▶ [What to produce]: Will you extract the entries word for word? Images should not appear in the copy.

▶ [Working data]:
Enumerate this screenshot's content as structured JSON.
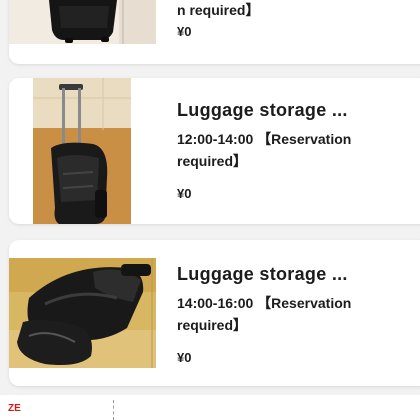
{
  "listings": [
    {
      "tail_text": "n required】",
      "price": "¥0"
    },
    {
      "title": "Luggage storage ...",
      "time": "12:00-14:00 【Reservation required】",
      "price": "¥0"
    },
    {
      "title": "Luggage storage ...",
      "time": "14:00-16:00 【Reservation required】",
      "price": "¥0"
    }
  ],
  "next_listing": {
    "logo_text": "ZE"
  },
  "colors": {
    "card": "#ffffff",
    "background": "#f2f2f2",
    "text": "#1c1c1c",
    "brand_red": "#d6171c"
  }
}
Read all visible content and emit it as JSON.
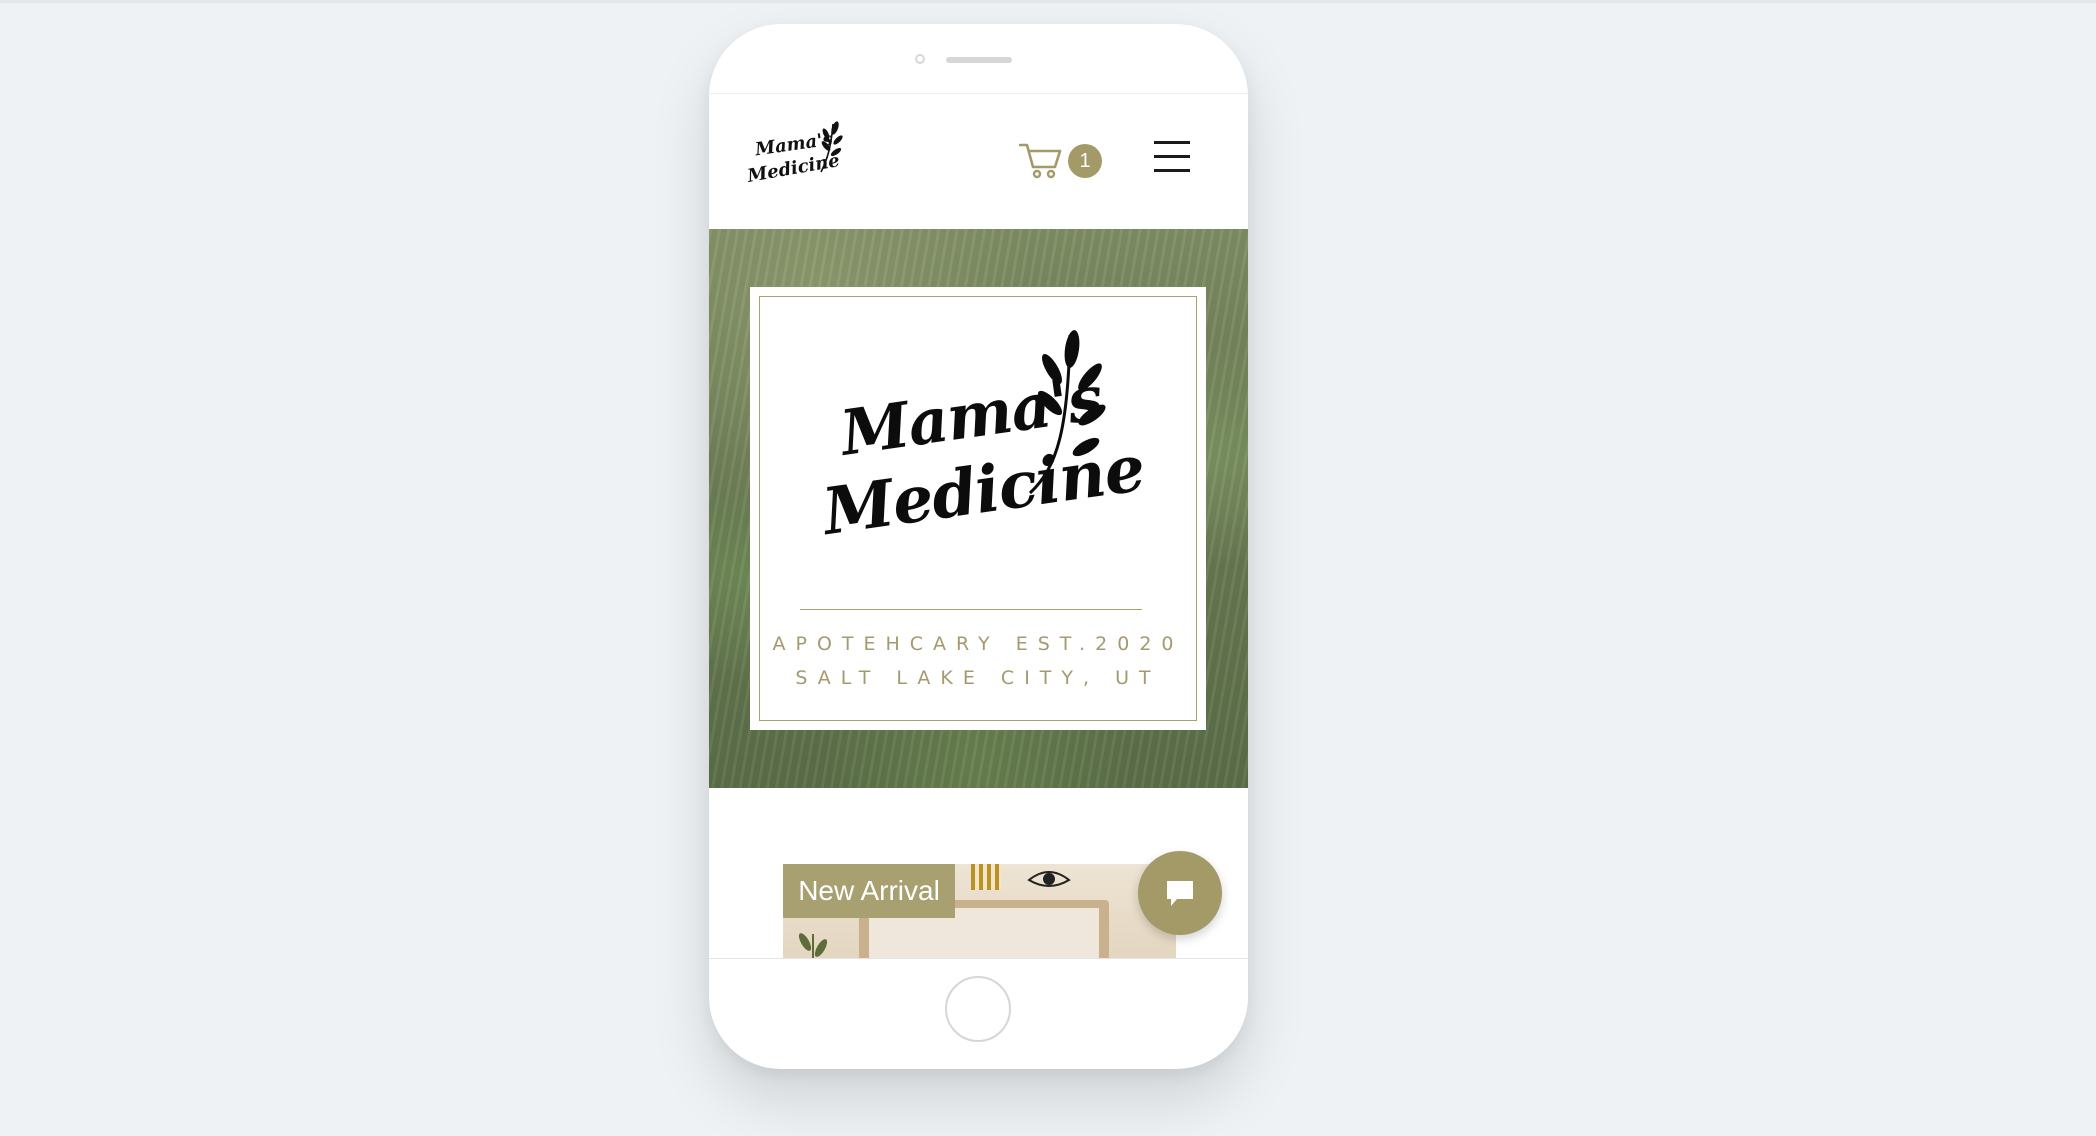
{
  "site": {
    "logo_line1": "Mama's",
    "logo_line2": "Medicine"
  },
  "header": {
    "cart_count": "1",
    "cart_icon": "cart-icon",
    "menu_icon": "hamburger-menu-icon"
  },
  "hero": {
    "logo_line1": "Mama's",
    "logo_line2": "Medicine",
    "tagline_1": "APOTEHCARY EST.2020",
    "tagline_2": "SALT LAKE CITY, UT"
  },
  "products": {
    "badge": "New Arrival"
  },
  "chat": {
    "icon": "chat-bubble-icon"
  },
  "colors": {
    "accent": "#a49a68",
    "background": "#eef2f5",
    "text_dark": "#111111"
  }
}
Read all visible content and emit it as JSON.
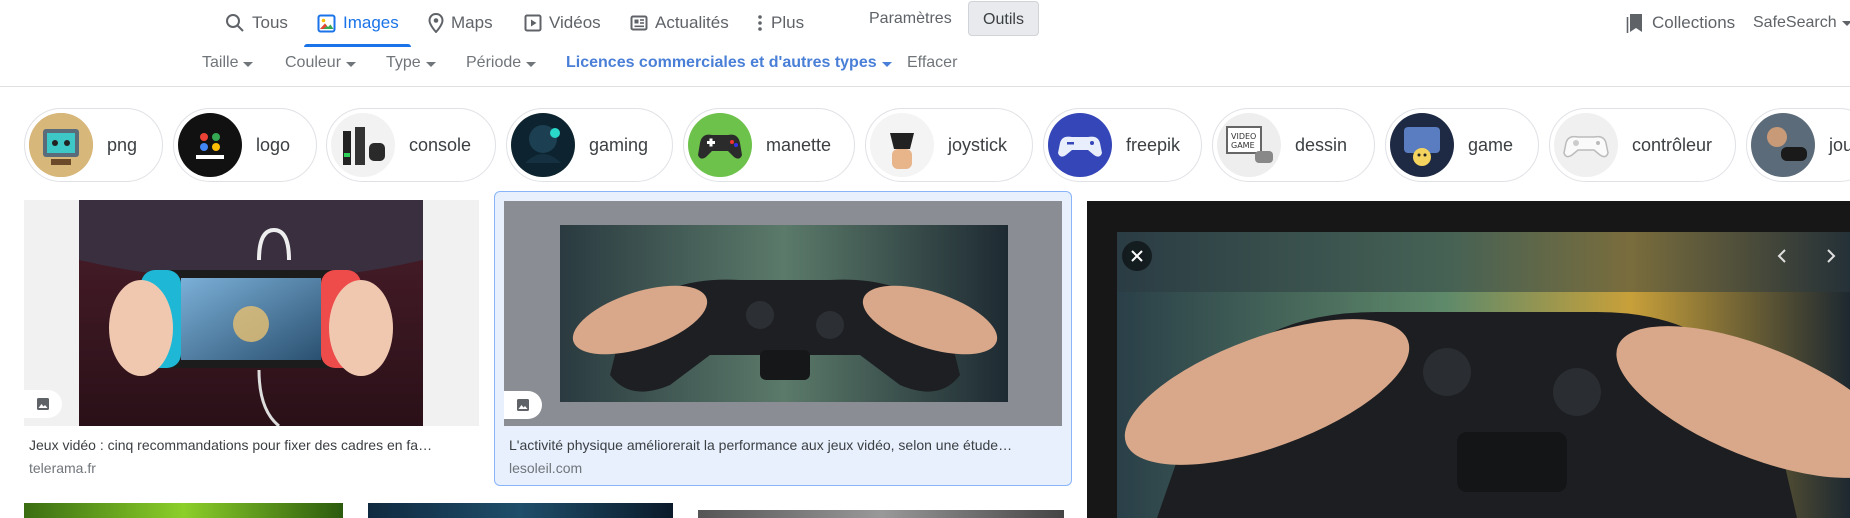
{
  "tabs": [
    {
      "label": "Tous",
      "icon": "search-icon"
    },
    {
      "label": "Images",
      "icon": "images-icon",
      "active": true
    },
    {
      "label": "Maps",
      "icon": "map-pin-icon"
    },
    {
      "label": "Vidéos",
      "icon": "video-icon"
    },
    {
      "label": "Actualités",
      "icon": "news-icon"
    },
    {
      "label": "Plus",
      "icon": "more-vert-icon"
    }
  ],
  "toolbar": {
    "settings_label": "Paramètres",
    "tools_label": "Outils",
    "collections_label": "Collections",
    "safesearch_label": "SafeSearch"
  },
  "filters": [
    {
      "label": "Taille"
    },
    {
      "label": "Couleur"
    },
    {
      "label": "Type"
    },
    {
      "label": "Période"
    },
    {
      "label": "Licences commerciales et d'autres types",
      "active": true
    },
    {
      "label": "Effacer"
    }
  ],
  "chips": [
    {
      "label": "png"
    },
    {
      "label": "logo"
    },
    {
      "label": "console"
    },
    {
      "label": "gaming"
    },
    {
      "label": "manette"
    },
    {
      "label": "joystick"
    },
    {
      "label": "freepik"
    },
    {
      "label": "dessin"
    },
    {
      "label": "game"
    },
    {
      "label": "contrôleur"
    },
    {
      "label": "jou"
    }
  ],
  "results": [
    {
      "caption": "Jeux vidéo : cinq recommandations pour fixer des cadres en fa…",
      "source": "telerama.fr"
    },
    {
      "caption": "L'activité physique améliorerait la performance aux jeux vidéo, selon une étude…",
      "source": "lesoleil.com",
      "selected": true
    }
  ],
  "colors": {
    "accent": "#1a73e8",
    "active_filter": "#4a7fd7",
    "selected_card_bg": "#e8f0fe"
  }
}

▶ [Finished answer]:
Enumerate this screenshot's content as structured JSON.
{
  "listings": [
    {
      "tail_text": "n required】",
      "price": "¥0"
    },
    {
      "title": "Luggage storage ...",
      "time": "12:00-14:00 【Reservation required】",
      "price": "¥0"
    },
    {
      "title": "Luggage storage ...",
      "time": "14:00-16:00 【Reservation required】",
      "price": "¥0"
    }
  ],
  "next_listing": {
    "logo_text": "ZE"
  },
  "colors": {
    "card": "#ffffff",
    "background": "#f2f2f2",
    "text": "#1c1c1c",
    "brand_red": "#d6171c"
  }
}
Read all visible content and emit it as JSON.
{
  "site": {
    "logo_line1": "Mama's",
    "logo_line2": "Medicine"
  },
  "header": {
    "cart_count": "1",
    "cart_icon": "cart-icon",
    "menu_icon": "hamburger-menu-icon"
  },
  "hero": {
    "logo_line1": "Mama's",
    "logo_line2": "Medicine",
    "tagline_1": "APOTEHCARY EST.2020",
    "tagline_2": "SALT LAKE CITY, UT"
  },
  "products": {
    "badge": "New Arrival"
  },
  "chat": {
    "icon": "chat-bubble-icon"
  },
  "colors": {
    "accent": "#a49a68",
    "background": "#eef2f5",
    "text_dark": "#111111"
  }
}
Read all visible content and emit it as JSON.
{
  "tabs": [
    {
      "label": "Tous",
      "icon": "search-icon"
    },
    {
      "label": "Images",
      "icon": "images-icon",
      "active": true
    },
    {
      "label": "Maps",
      "icon": "map-pin-icon"
    },
    {
      "label": "Vidéos",
      "icon": "video-icon"
    },
    {
      "label": "Actualités",
      "icon": "news-icon"
    },
    {
      "label": "Plus",
      "icon": "more-vert-icon"
    }
  ],
  "toolbar": {
    "settings_label": "Paramètres",
    "tools_label": "Outils",
    "collections_label": "Collections",
    "safesearch_label": "SafeSearch"
  },
  "filters": [
    {
      "label": "Taille"
    },
    {
      "label": "Couleur"
    },
    {
      "label": "Type"
    },
    {
      "label": "Période"
    },
    {
      "label": "Licences commerciales et d'autres types",
      "active": true
    },
    {
      "label": "Effacer"
    }
  ],
  "chips": [
    {
      "label": "png"
    },
    {
      "label": "logo"
    },
    {
      "label": "console"
    },
    {
      "label": "gaming"
    },
    {
      "label": "manette"
    },
    {
      "label": "joystick"
    },
    {
      "label": "freepik"
    },
    {
      "label": "dessin"
    },
    {
      "label": "game"
    },
    {
      "label": "contrôleur"
    },
    {
      "label": "jou"
    }
  ],
  "results": [
    {
      "caption": "Jeux vidéo : cinq recommandations pour fixer des cadres en fa…",
      "source": "telerama.fr"
    },
    {
      "caption": "L'activité physique améliorerait la performance aux jeux vidéo, selon une étude…",
      "source": "lesoleil.com",
      "selected": true
    }
  ],
  "colors": {
    "accent": "#1a73e8",
    "active_filter": "#4a7fd7",
    "selected_card_bg": "#e8f0fe"
  }
}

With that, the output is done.